* _Exercise task_:
Repeat the records below exactly.
** Begin **
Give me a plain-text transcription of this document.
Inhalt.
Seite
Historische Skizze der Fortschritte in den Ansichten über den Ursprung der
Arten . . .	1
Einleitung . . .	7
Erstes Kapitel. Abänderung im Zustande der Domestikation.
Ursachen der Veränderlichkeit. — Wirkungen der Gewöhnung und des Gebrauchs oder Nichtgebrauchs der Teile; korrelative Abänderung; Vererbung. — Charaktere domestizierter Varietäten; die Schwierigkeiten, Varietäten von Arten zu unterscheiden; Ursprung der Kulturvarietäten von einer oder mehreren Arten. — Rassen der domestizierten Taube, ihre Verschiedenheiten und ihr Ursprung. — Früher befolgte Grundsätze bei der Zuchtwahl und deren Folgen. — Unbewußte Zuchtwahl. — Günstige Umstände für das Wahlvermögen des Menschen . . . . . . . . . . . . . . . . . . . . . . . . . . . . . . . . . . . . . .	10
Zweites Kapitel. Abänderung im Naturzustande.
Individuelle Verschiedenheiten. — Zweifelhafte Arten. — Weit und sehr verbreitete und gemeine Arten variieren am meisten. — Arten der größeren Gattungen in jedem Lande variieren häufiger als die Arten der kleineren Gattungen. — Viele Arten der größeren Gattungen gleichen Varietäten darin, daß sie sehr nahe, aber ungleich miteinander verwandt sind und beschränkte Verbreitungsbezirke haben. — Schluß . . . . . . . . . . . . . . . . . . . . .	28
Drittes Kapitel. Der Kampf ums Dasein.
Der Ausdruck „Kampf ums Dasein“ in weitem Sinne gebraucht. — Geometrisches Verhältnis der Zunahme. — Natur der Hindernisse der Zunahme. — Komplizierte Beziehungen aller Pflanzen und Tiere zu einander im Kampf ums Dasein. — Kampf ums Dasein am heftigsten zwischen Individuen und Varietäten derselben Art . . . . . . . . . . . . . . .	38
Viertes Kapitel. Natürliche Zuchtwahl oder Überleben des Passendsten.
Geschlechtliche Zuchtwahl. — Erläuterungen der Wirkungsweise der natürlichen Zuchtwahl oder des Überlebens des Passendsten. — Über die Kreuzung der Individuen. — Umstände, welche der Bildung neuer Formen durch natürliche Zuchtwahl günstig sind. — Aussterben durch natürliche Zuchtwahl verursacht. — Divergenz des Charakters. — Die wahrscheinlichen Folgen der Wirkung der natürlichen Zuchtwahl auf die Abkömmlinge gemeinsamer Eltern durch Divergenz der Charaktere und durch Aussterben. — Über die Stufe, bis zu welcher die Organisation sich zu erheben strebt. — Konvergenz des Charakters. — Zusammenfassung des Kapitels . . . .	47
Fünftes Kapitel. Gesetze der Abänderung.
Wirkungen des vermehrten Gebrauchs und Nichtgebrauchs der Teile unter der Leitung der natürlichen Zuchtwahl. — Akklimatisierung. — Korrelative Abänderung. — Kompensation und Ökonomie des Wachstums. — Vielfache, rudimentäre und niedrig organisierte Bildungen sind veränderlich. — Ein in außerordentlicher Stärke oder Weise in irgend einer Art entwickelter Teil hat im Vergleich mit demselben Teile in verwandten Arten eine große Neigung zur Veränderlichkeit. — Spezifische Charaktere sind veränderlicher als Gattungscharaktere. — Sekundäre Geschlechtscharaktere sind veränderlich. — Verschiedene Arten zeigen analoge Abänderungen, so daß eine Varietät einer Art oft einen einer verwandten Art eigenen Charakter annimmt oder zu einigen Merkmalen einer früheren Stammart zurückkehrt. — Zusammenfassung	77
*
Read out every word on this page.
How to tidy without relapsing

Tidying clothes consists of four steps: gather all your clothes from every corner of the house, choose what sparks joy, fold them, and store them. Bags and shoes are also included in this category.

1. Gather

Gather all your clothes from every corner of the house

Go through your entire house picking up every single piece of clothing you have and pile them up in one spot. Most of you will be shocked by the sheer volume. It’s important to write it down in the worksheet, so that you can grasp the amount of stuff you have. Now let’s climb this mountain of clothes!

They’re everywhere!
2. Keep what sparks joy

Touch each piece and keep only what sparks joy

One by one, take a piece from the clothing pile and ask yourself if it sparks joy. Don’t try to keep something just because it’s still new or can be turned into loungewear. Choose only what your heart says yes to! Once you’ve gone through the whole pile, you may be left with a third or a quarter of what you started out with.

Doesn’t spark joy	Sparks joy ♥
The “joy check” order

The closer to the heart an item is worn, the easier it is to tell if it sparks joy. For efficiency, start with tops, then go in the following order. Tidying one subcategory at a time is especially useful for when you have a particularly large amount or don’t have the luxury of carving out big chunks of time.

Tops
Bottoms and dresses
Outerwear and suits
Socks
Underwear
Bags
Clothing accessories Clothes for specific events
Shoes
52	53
** End **
* _Solution for this task_:
Give me a plain-text transcription of this document.
Inhalt.
Seite
Historische Skizze der Fortschritte in den Ansichten über den Ursprung der
Arten . . .	1
Einleitung . . .	7
Erstes Kapitel. Abänderung im Zustande der Domestikation.
Ursachen der Veränderlichkeit. — Wirkungen der Gewöhnung und des Gebrauchs oder Nichtgebrauchs der Teile; korrelative Abänderung; Vererbung. — Charaktere domestizierter Varietäten; die Schwierigkeiten, Varietäten von Arten zu unterscheiden; Ursprung der Kulturvarietäten von einer oder mehreren Arten. — Rassen der domestizierten Taube, ihre Verschiedenheiten und ihr Ursprung. — Früher befolgte Grundsätze bei der Zuchtwahl und deren Folgen. — Unbewußte Zuchtwahl. — Günstige Umstände für das Wahlvermögen des Menschen . . . . . . . . . . . . . . . . . . . . . . . . . . . . . . . . . . . . . .	10
Zweites Kapitel. Abänderung im Naturzustande.
Individuelle Verschiedenheiten. — Zweifelhafte Arten. — Weit und sehr verbreitete und gemeine Arten variieren am meisten. — Arten der größeren Gattungen in jedem Lande variieren häufiger als die Arten der kleineren Gattungen. — Viele Arten der größeren Gattungen gleichen Varietäten darin, daß sie sehr nahe, aber ungleich miteinander verwandt sind und beschränkte Verbreitungsbezirke haben. — Schluß . . . . . . . . . . . . . . . . . . . . .	28
Drittes Kapitel. Der Kampf ums Dasein.
Der Ausdruck „Kampf ums Dasein“ in weitem Sinne gebraucht. — Geometrisches Verhältnis der Zunahme. — Natur der Hindernisse der Zunahme. — Komplizierte Beziehungen aller Pflanzen und Tiere zu einander im Kampf ums Dasein. — Kampf ums Dasein am heftigsten zwischen Individuen und Varietäten derselben Art . . . . . . . . . . . . . . .	38
Viertes Kapitel. Natürliche Zuchtwahl oder Überleben des Passendsten.
Geschlechtliche Zuchtwahl. — Erläuterungen der Wirkungsweise der natürlichen Zuchtwahl oder des Überlebens des Passendsten. — Über die Kreuzung der Individuen. — Umstände, welche der Bildung neuer Formen durch natürliche Zuchtwahl günstig sind. — Aussterben durch natürliche Zuchtwahl verursacht. — Divergenz des Charakters. — Die wahrscheinlichen Folgen der Wirkung der natürlichen Zuchtwahl auf die Abkömmlinge gemeinsamer Eltern durch Divergenz der Charaktere und durch Aussterben. — Über die Stufe, bis zu welcher die Organisation sich zu erheben strebt. — Konvergenz des Charakters. — Zusammenfassung des Kapitels . . . .	47
Fünftes Kapitel. Gesetze der Abänderung.
Wirkungen des vermehrten Gebrauchs und Nichtgebrauchs der Teile unter der Leitung der natürlichen Zuchtwahl. — Akklimatisierung. — Korrelative Abänderung. — Kompensation und Ökonomie des Wachstums. — Vielfache, rudimentäre und niedrig organisierte Bildungen sind veränderlich. — Ein in außerordentlicher Stärke oder Weise in irgend einer Art entwickelter Teil hat im Vergleich mit demselben Teile in verwandten Arten eine große Neigung zur Veränderlichkeit. — Spezifische Charaktere sind veränderlicher als Gattungscharaktere. — Sekundäre Geschlechtscharaktere sind veränderlich. — Verschiedene Arten zeigen analoge Abänderungen, so daß eine Varietät einer Art oft einen einer verwandten Art eigenen Charakter annimmt oder zu einigen Merkmalen einer früheren Stammart zurückkehrt. — Zusammenfassung	77
*
Read out every word on this page.
How to tidy without relapsing

Tidying clothes consists of four steps: gather all your clothes from every corner of the house, choose what sparks joy, fold them, and store them. Bags and shoes are also included in this category.

1. Gather

Gather all your clothes from every corner of the house

Go through your entire house picking up every single piece of clothing you have and pile them up in one spot. Most of you will be shocked by the sheer volume. It’s important to write it down in the worksheet, so that you can grasp the amount of stuff you have. Now let’s climb this mountain of clothes!

They’re everywhere!
2. Keep what sparks joy

Touch each piece and keep only what sparks joy

One by one, take a piece from the clothing pile and ask yourself if it sparks joy. Don’t try to keep something just because it’s still new or can be turned into loungewear. Choose only what your heart says yes to! Once you’ve gone through the whole pile, you may be left with a third or a quarter of what you started out with.

Doesn’t spark joy	Sparks joy ♥
The “joy check” order

The closer to the heart an item is worn, the easier it is to tell if it sparks joy. For efficiency, start with tops, then go in the following order. Tidying one subcategory at a time is especially useful for when you have a particularly large amount or don’t have the luxury of carving out big chunks of time.

Tops
Bottoms and dresses
Outerwear and suits
Socks
Underwear
Bags
Clothing accessories Clothes for specific events
Shoes
52	53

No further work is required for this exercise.